■ TASK INSTRUCTIONS ■
Write out the full listing again, exactly as it stands.

+===+

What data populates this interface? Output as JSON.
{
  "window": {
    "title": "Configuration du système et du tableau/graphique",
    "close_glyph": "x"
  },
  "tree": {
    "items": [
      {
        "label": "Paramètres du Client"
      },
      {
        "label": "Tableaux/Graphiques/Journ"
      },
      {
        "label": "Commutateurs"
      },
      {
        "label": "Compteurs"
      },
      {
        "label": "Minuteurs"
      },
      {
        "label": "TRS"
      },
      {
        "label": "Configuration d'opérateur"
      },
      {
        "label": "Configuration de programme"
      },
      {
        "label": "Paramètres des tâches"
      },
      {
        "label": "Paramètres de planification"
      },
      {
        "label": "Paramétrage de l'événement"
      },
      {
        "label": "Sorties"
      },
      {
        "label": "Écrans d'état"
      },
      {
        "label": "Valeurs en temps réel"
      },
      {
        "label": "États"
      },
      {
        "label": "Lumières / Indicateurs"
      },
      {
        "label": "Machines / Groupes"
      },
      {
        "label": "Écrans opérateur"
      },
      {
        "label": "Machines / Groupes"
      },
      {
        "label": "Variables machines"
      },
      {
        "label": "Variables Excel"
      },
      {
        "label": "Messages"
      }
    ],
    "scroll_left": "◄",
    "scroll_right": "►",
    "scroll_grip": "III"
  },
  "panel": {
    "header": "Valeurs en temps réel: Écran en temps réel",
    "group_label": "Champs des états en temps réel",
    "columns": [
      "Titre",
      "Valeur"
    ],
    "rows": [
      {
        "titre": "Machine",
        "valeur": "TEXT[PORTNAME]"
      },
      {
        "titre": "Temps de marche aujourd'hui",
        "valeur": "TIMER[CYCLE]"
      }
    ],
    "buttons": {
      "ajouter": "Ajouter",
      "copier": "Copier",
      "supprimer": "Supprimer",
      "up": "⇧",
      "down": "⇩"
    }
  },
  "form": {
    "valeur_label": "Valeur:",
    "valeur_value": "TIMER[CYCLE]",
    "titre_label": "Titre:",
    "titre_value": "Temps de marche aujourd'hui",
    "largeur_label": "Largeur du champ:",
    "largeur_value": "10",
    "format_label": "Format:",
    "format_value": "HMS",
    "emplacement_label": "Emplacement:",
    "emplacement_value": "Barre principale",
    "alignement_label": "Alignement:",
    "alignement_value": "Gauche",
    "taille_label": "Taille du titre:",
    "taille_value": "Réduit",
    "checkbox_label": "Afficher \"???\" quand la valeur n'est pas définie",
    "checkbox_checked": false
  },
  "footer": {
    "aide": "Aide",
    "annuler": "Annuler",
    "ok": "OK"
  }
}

+===+

■ WRITTEN ANSWER ■
What data populates this interface? Output as JSON.
{
  "window": {
    "title": "Configuration du système et du tableau/graphique",
    "close_glyph": "x"
  },
  "tree": {
    "items": [
      {
        "label": "Paramètres du Client"
      },
      {
        "label": "Tableaux/Graphiques/Journ"
      },
      {
        "label": "Commutateurs"
      },
      {
        "label": "Compteurs"
      },
      {
        "label": "Minuteurs"
      },
      {
        "label": "TRS"
      },
      {
        "label": "Configuration d'opérateur"
      },
      {
        "label": "Configuration de programme"
      },
      {
        "label": "Paramètres des tâches"
      },
      {
        "label": "Paramètres de planification"
      },
      {
        "label": "Paramétrage de l'événement"
      },
      {
        "label": "Sorties"
      },
      {
        "label": "Écrans d'état"
      },
      {
        "label": "Valeurs en temps réel"
      },
      {
        "label": "États"
      },
      {
        "label": "Lumières / Indicateurs"
      },
      {
        "label": "Machines / Groupes"
      },
      {
        "label": "Écrans opérateur"
      },
      {
        "label": "Machines / Groupes"
      },
      {
        "label": "Variables machines"
      },
      {
        "label": "Variables Excel"
      },
      {
        "label": "Messages"
      }
    ],
    "scroll_left": "◄",
    "scroll_right": "►",
    "scroll_grip": "III"
  },
  "panel": {
    "header": "Valeurs en temps réel: Écran en temps réel",
    "group_label": "Champs des états en temps réel",
    "columns": [
      "Titre",
      "Valeur"
    ],
    "rows": [
      {
        "titre": "Machine",
        "valeur": "TEXT[PORTNAME]"
      },
      {
        "titre": "Temps de marche aujourd'hui",
        "valeur": "TIMER[CYCLE]"
      }
    ],
    "buttons": {
      "ajouter": "Ajouter",
      "copier": "Copier",
      "supprimer": "Supprimer",
      "up": "⇧",
      "down": "⇩"
    }
  },
  "form": {
    "valeur_label": "Valeur:",
    "valeur_value": "TIMER[CYCLE]",
    "titre_label": "Titre:",
    "titre_value": "Temps de marche aujourd'hui",
    "largeur_label": "Largeur du champ:",
    "largeur_value": "10",
    "format_label": "Format:",
    "format_value": "HMS",
    "emplacement_label": "Emplacement:",
    "emplacement_value": "Barre principale",
    "alignement_label": "Alignement:",
    "alignement_value": "Gauche",
    "taille_label": "Taille du titre:",
    "taille_value": "Réduit",
    "checkbox_label": "Afficher \"???\" quand la valeur n'est pas définie",
    "checkbox_checked": false
  },
  "footer": {
    "aide": "Aide",
    "annuler": "Annuler",
    "ok": "OK"
  }
}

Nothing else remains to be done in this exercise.